» What you have to do
Check each line of the data for "name" and select those that have it.

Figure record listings
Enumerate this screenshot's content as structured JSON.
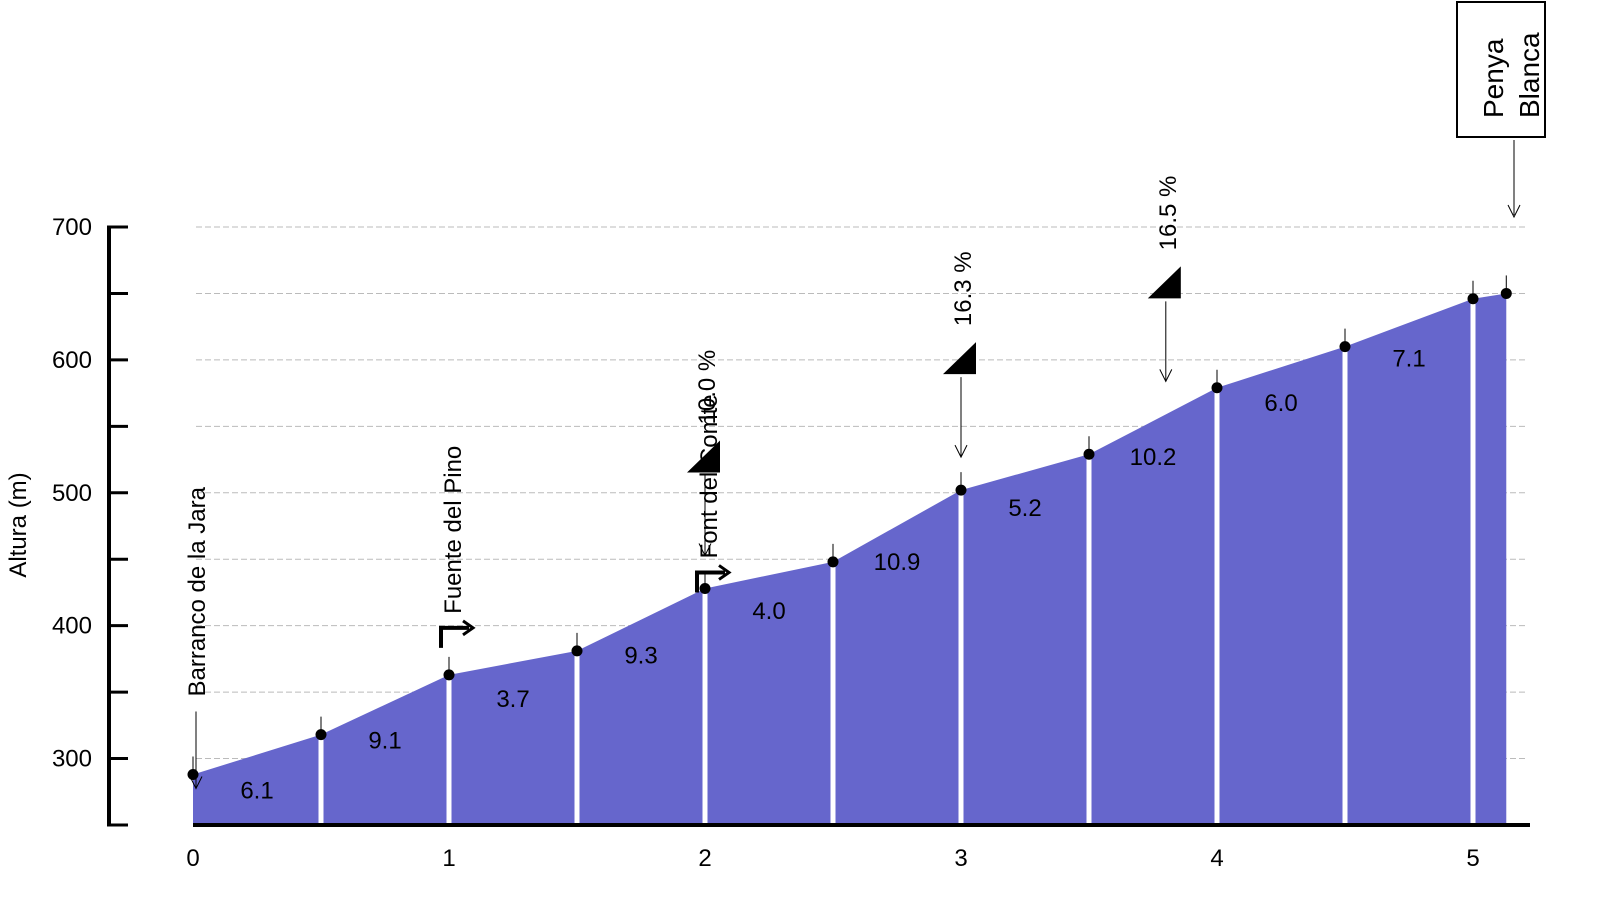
{
  "chart_data": {
    "type": "area",
    "y_label": "Altura (m)",
    "x": [
      0,
      0.5,
      1,
      1.5,
      2,
      2.5,
      3,
      3.5,
      4,
      4.5,
      5,
      5.13
    ],
    "series": [
      {
        "color": "#6666cc",
        "values": [
          288,
          318,
          363,
          381,
          428,
          448,
          502,
          529,
          579,
          610,
          646,
          650
        ]
      }
    ],
    "segments": {
      "values": [
        6.1,
        9.1,
        3.7,
        9.3,
        4,
        10.9,
        5.2,
        10.2,
        6,
        7.1
      ],
      "value_labels": [
        "6.1",
        "9.1",
        "3.7",
        "9.3",
        "4.0",
        "10.9",
        "5.2",
        "10.2",
        "6.0",
        "7.1"
      ]
    },
    "xlim": [
      0,
      5.13
    ],
    "xticks": [
      0,
      1,
      2,
      3,
      4,
      5
    ],
    "ylim": [
      250,
      700
    ],
    "yticks": [
      300,
      400,
      500,
      600,
      700
    ],
    "yminorticks": [
      250,
      350,
      450,
      550,
      650
    ],
    "grid": true,
    "places": [
      {
        "x": 0,
        "label": "Barranco de la Jara"
      },
      {
        "x": 1,
        "label": "Fuente del Pino"
      },
      {
        "x": 2,
        "label": "Font del Comte"
      }
    ],
    "summit": {
      "x": 5.13,
      "lines": [
        "Penya",
        "Blanca"
      ]
    },
    "max_gradients": [
      {
        "x": 2,
        "value": 10,
        "label": "10.0 %"
      },
      {
        "x": 3,
        "value": 16.3,
        "label": "16.3 %"
      },
      {
        "x": 3.8,
        "value": 16.5,
        "label": "16.5 %"
      }
    ]
  }
}
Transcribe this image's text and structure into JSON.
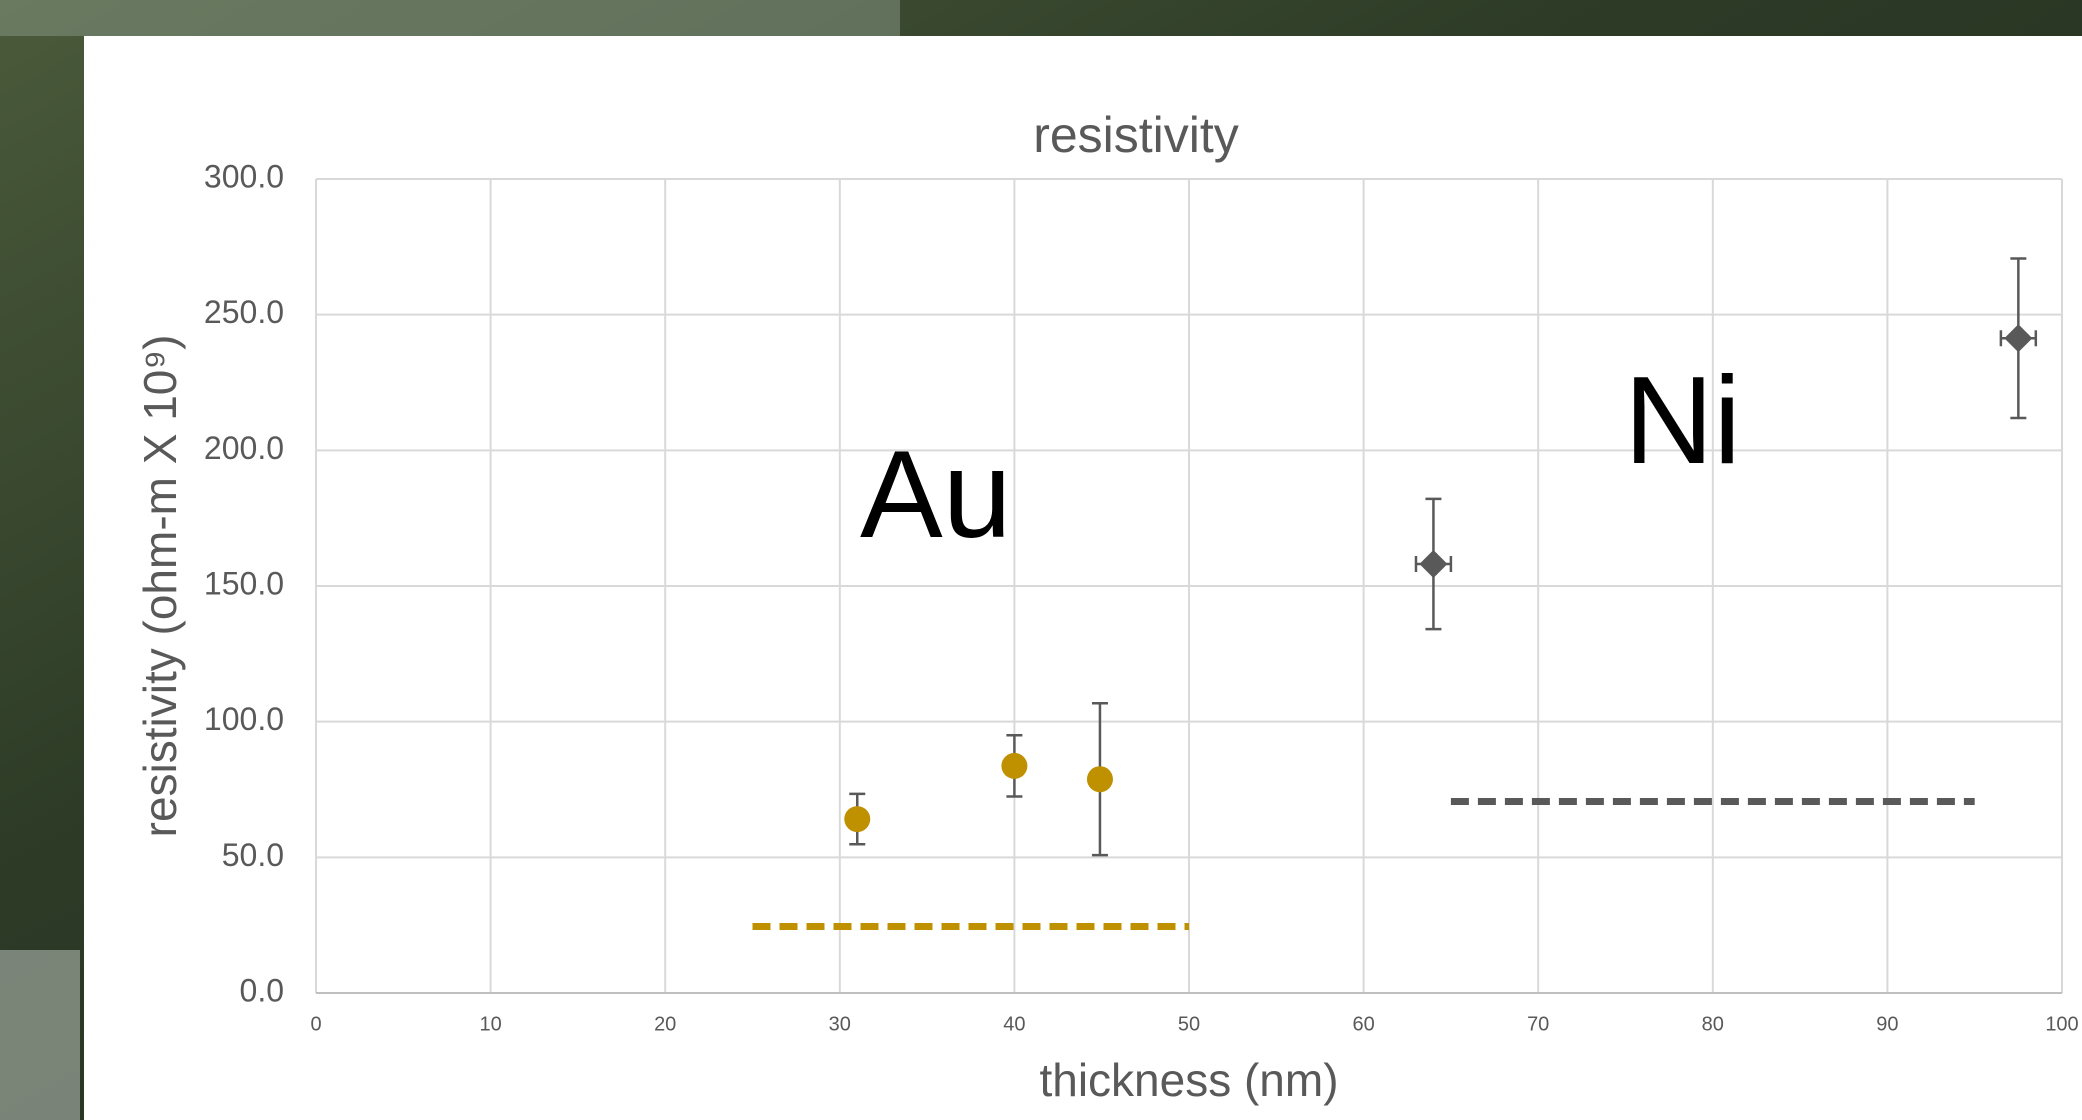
{
  "chart_data": {
    "type": "scatter",
    "title": "resistivity",
    "xlabel": "thickness (nm)",
    "ylabel": "resistivity (ohm-m X 10⁹)",
    "xlim": [
      0,
      100
    ],
    "xticks": [
      0,
      10,
      20,
      30,
      40,
      50,
      60,
      70,
      80,
      90,
      100
    ],
    "ylim": [
      0,
      300
    ],
    "yticks": [
      {
        "value": 0,
        "label": "0.0"
      },
      {
        "value": 50,
        "label": "50.0"
      },
      {
        "value": 100,
        "label": "100.0"
      },
      {
        "value": 150,
        "label": "150.0"
      },
      {
        "value": 200,
        "label": "200.0"
      },
      {
        "value": 250,
        "label": "250.0"
      },
      {
        "value": 300,
        "label": "300.0"
      }
    ],
    "grid": true,
    "series": [
      {
        "color": "#bf9000",
        "marker": "circle",
        "x": [
          31,
          40,
          44.9
        ],
        "values": [
          64.1,
          83.7,
          78.8
        ],
        "y_errors": [
          9.3,
          11.3,
          28
        ],
        "x_errors": [
          0,
          0,
          0
        ]
      },
      {
        "color": "#595959",
        "marker": "diamond",
        "x": [
          64,
          97.5
        ],
        "values": [
          158.1,
          241.3
        ],
        "y_errors": [
          24,
          29.4
        ],
        "x_errors": [
          1,
          1
        ]
      }
    ],
    "reference_lines": [
      {
        "x": [
          25,
          50
        ],
        "y": 24.5,
        "color": "#bf9000"
      },
      {
        "x": [
          65,
          95
        ],
        "y": 70.6,
        "color": "#595959"
      }
    ],
    "annotations": [
      "Au",
      "Ni"
    ]
  }
}
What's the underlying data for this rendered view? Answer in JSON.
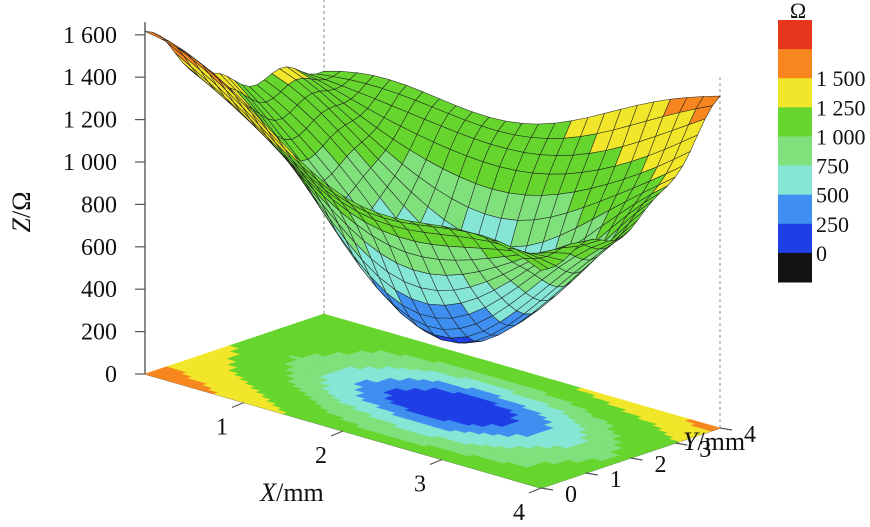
{
  "chart_data": {
    "type": "surface3d",
    "title": "",
    "z_axis": {
      "label_var": "Z",
      "label_unit": "Ω",
      "label_sep": "/",
      "ticks": [
        "0",
        "200",
        "400",
        "600",
        "800",
        "1 000",
        "1 200",
        "1 400",
        "1 600"
      ],
      "range": [
        0,
        1600
      ]
    },
    "x_axis": {
      "label_var": "X",
      "label_unit": "mm",
      "label_sep": "/",
      "ticks": [
        "1",
        "2",
        "3",
        "4"
      ],
      "range": [
        0,
        4
      ]
    },
    "y_axis": {
      "label_var": "Y",
      "label_unit": "mm",
      "label_sep": "/",
      "ticks": [
        "0",
        "1",
        "2",
        "3",
        "4"
      ],
      "range": [
        0,
        4
      ]
    },
    "colorbar": {
      "unit": "Ω",
      "levels": [
        {
          "label": "",
          "color": "#e8361d"
        },
        {
          "label": "1 500",
          "color": "#f7861f"
        },
        {
          "label": "1 250",
          "color": "#f2e62a"
        },
        {
          "label": "1 000",
          "color": "#66d62e"
        },
        {
          "label": "750",
          "color": "#7fe07c"
        },
        {
          "label": "500",
          "color": "#86e6d6"
        },
        {
          "label": "250",
          "color": "#3f8ff0"
        },
        {
          "label": "0",
          "color": "#1e3fe6"
        },
        {
          "label": "",
          "color": "#121212"
        }
      ]
    },
    "surface_minimum": {
      "x": 2.2,
      "y": 2.0,
      "z": 310
    },
    "surface_corners": {
      "x0_y0": 1650,
      "x4_y0": 1050,
      "x0_y4": 1150,
      "x4_y4": 1640
    },
    "grid": true,
    "legend_position": "right"
  }
}
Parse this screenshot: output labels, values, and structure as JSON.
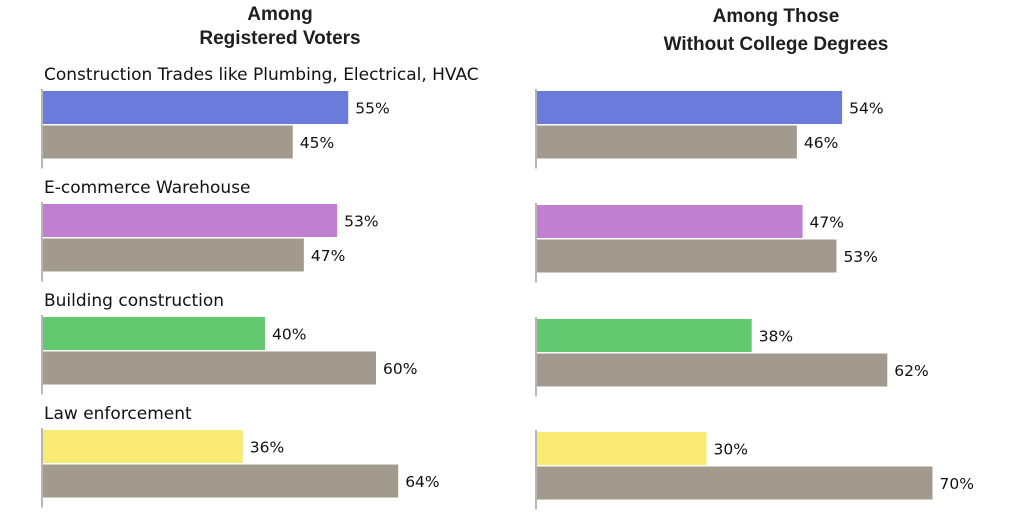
{
  "chart_data": [
    {
      "type": "bar",
      "orientation": "horizontal",
      "title_lines": [
        "Among",
        "Registered Voters"
      ],
      "categories": [
        "Construction Trades like Plumbing, Electrical, HVAC",
        "E-commerce Warehouse",
        "Building construction",
        "Law enforcement"
      ],
      "series": [
        {
          "values": [
            55,
            53,
            40,
            36
          ],
          "colors": [
            "#6a7bdc",
            "#c07fd0",
            "#63c970",
            "#f8ea72"
          ]
        },
        {
          "values": [
            45,
            47,
            60,
            64
          ],
          "color": "#a29a8c"
        }
      ],
      "value_suffix": "%",
      "xlim": [
        0,
        100
      ]
    },
    {
      "type": "bar",
      "orientation": "horizontal",
      "title_lines": [
        "Among Those",
        "Without College Degrees"
      ],
      "categories": [
        "Construction Trades like Plumbing, Electrical, HVAC",
        "E-commerce Warehouse",
        "Building construction",
        "Law enforcement"
      ],
      "series": [
        {
          "values": [
            54,
            47,
            38,
            30
          ],
          "colors": [
            "#6a7bdc",
            "#c07fd0",
            "#63c970",
            "#f8ea72"
          ]
        },
        {
          "values": [
            46,
            53,
            62,
            70
          ],
          "color": "#a29a8c"
        }
      ],
      "value_suffix": "%",
      "xlim": [
        0,
        100
      ]
    }
  ]
}
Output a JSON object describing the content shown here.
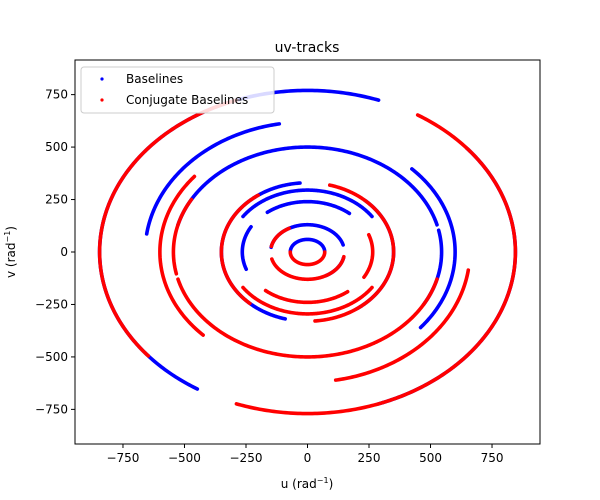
{
  "chart_data": {
    "type": "scatter",
    "title": "uv-tracks",
    "xlabel": "u (rad",
    "xlabel_sup": "−1",
    "xlabel_close": ")",
    "ylabel": "v (rad",
    "ylabel_sup": "−1",
    "ylabel_close": ")",
    "xlim": [
      -945,
      945
    ],
    "ylim": [
      -915,
      915
    ],
    "xticks": [
      -750,
      -500,
      -250,
      0,
      250,
      500,
      750
    ],
    "yticks": [
      -750,
      -500,
      -250,
      0,
      250,
      500,
      750
    ],
    "xtick_labels": [
      "−750",
      "−500",
      "−250",
      "0",
      "250",
      "500",
      "750"
    ],
    "ytick_labels": [
      "−750",
      "−500",
      "−250",
      "0",
      "250",
      "500",
      "750"
    ],
    "legend_position": "upper-left",
    "series": [
      {
        "name": "Baselines",
        "color": "#0000ff",
        "tracks": [
          {
            "cx": 0,
            "cy": 0,
            "rx": 845,
            "ry": 770,
            "from_deg": 70,
            "to_deg": 238
          },
          {
            "cx": 0,
            "cy": 0,
            "rx": 845,
            "ry": 770,
            "from_deg": 290,
            "to_deg": 400
          },
          {
            "cx": 0,
            "cy": 0,
            "rx": 350,
            "ry": 330,
            "from_deg": 95,
            "to_deg": 255
          },
          {
            "cx": 0,
            "cy": 0,
            "rx": 350,
            "ry": 330,
            "from_deg": 305,
            "to_deg": 408
          },
          {
            "cx": 0,
            "cy": 0,
            "rx": 320,
            "ry": 295,
            "from_deg": 35,
            "to_deg": 145
          },
          {
            "cx": 0,
            "cy": 0,
            "rx": 150,
            "ry": 130,
            "from_deg": 15,
            "to_deg": 170
          },
          {
            "cx": 0,
            "cy": 0,
            "rx": 150,
            "ry": 130,
            "from_deg": 300,
            "to_deg": 348
          },
          {
            "cx": 0,
            "cy": 0,
            "rx": 265,
            "ry": 240,
            "from_deg": 50,
            "to_deg": 128
          },
          {
            "cx": 0,
            "cy": 0,
            "rx": 265,
            "ry": 240,
            "from_deg": 150,
            "to_deg": 200
          },
          {
            "cx": 0,
            "cy": 0,
            "rx": 70,
            "ry": 60,
            "from_deg": 0,
            "to_deg": 180
          },
          {
            "cx": 0,
            "cy": 0,
            "rx": 545,
            "ry": 500,
            "from_deg": 15,
            "to_deg": 165
          },
          {
            "cx": 0,
            "cy": 0,
            "rx": 545,
            "ry": 500,
            "from_deg": 330,
            "to_deg": 372
          },
          {
            "cx": 0,
            "cy": 0,
            "rx": 660,
            "ry": 620,
            "from_deg": 100,
            "to_deg": 172
          },
          {
            "cx": 0,
            "cy": 0,
            "rx": 600,
            "ry": 560,
            "from_deg": 320,
            "to_deg": 405
          }
        ]
      },
      {
        "name": "Conjugate Baselines",
        "color": "#ff0000",
        "tracks": [
          {
            "cx": 0,
            "cy": 0,
            "rx": 845,
            "ry": 770,
            "from_deg": 250,
            "to_deg": 418
          },
          {
            "cx": 0,
            "cy": 0,
            "rx": 845,
            "ry": 770,
            "from_deg": 110,
            "to_deg": 220
          },
          {
            "cx": 0,
            "cy": 0,
            "rx": 350,
            "ry": 330,
            "from_deg": 275,
            "to_deg": 435
          },
          {
            "cx": 0,
            "cy": 0,
            "rx": 350,
            "ry": 330,
            "from_deg": 125,
            "to_deg": 228
          },
          {
            "cx": 0,
            "cy": 0,
            "rx": 320,
            "ry": 295,
            "from_deg": 215,
            "to_deg": 325
          },
          {
            "cx": 0,
            "cy": 0,
            "rx": 150,
            "ry": 130,
            "from_deg": 195,
            "to_deg": 350
          },
          {
            "cx": 0,
            "cy": 0,
            "rx": 150,
            "ry": 130,
            "from_deg": 120,
            "to_deg": 168
          },
          {
            "cx": 0,
            "cy": 0,
            "rx": 265,
            "ry": 240,
            "from_deg": 230,
            "to_deg": 308
          },
          {
            "cx": 0,
            "cy": 0,
            "rx": 265,
            "ry": 240,
            "from_deg": 330,
            "to_deg": 380
          },
          {
            "cx": 0,
            "cy": 0,
            "rx": 70,
            "ry": 60,
            "from_deg": 180,
            "to_deg": 360
          },
          {
            "cx": 0,
            "cy": 0,
            "rx": 545,
            "ry": 500,
            "from_deg": 195,
            "to_deg": 345
          },
          {
            "cx": 0,
            "cy": 0,
            "rx": 545,
            "ry": 500,
            "from_deg": 150,
            "to_deg": 192
          },
          {
            "cx": 0,
            "cy": 0,
            "rx": 660,
            "ry": 620,
            "from_deg": 280,
            "to_deg": 352
          },
          {
            "cx": 0,
            "cy": 0,
            "rx": 600,
            "ry": 560,
            "from_deg": 140,
            "to_deg": 225
          }
        ]
      }
    ]
  }
}
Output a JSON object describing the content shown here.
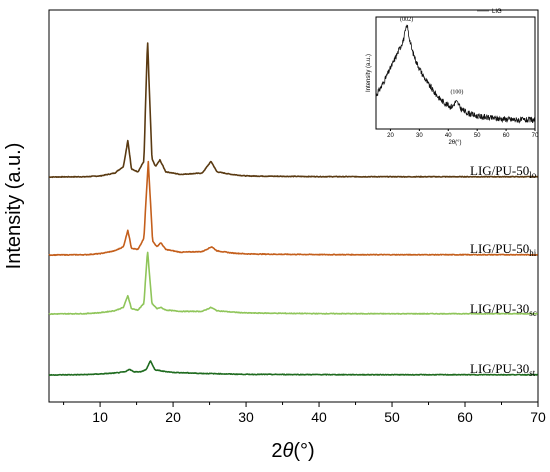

» Finished exercise
        "name": "Baselines",
        "name": "Conjugate Baselines",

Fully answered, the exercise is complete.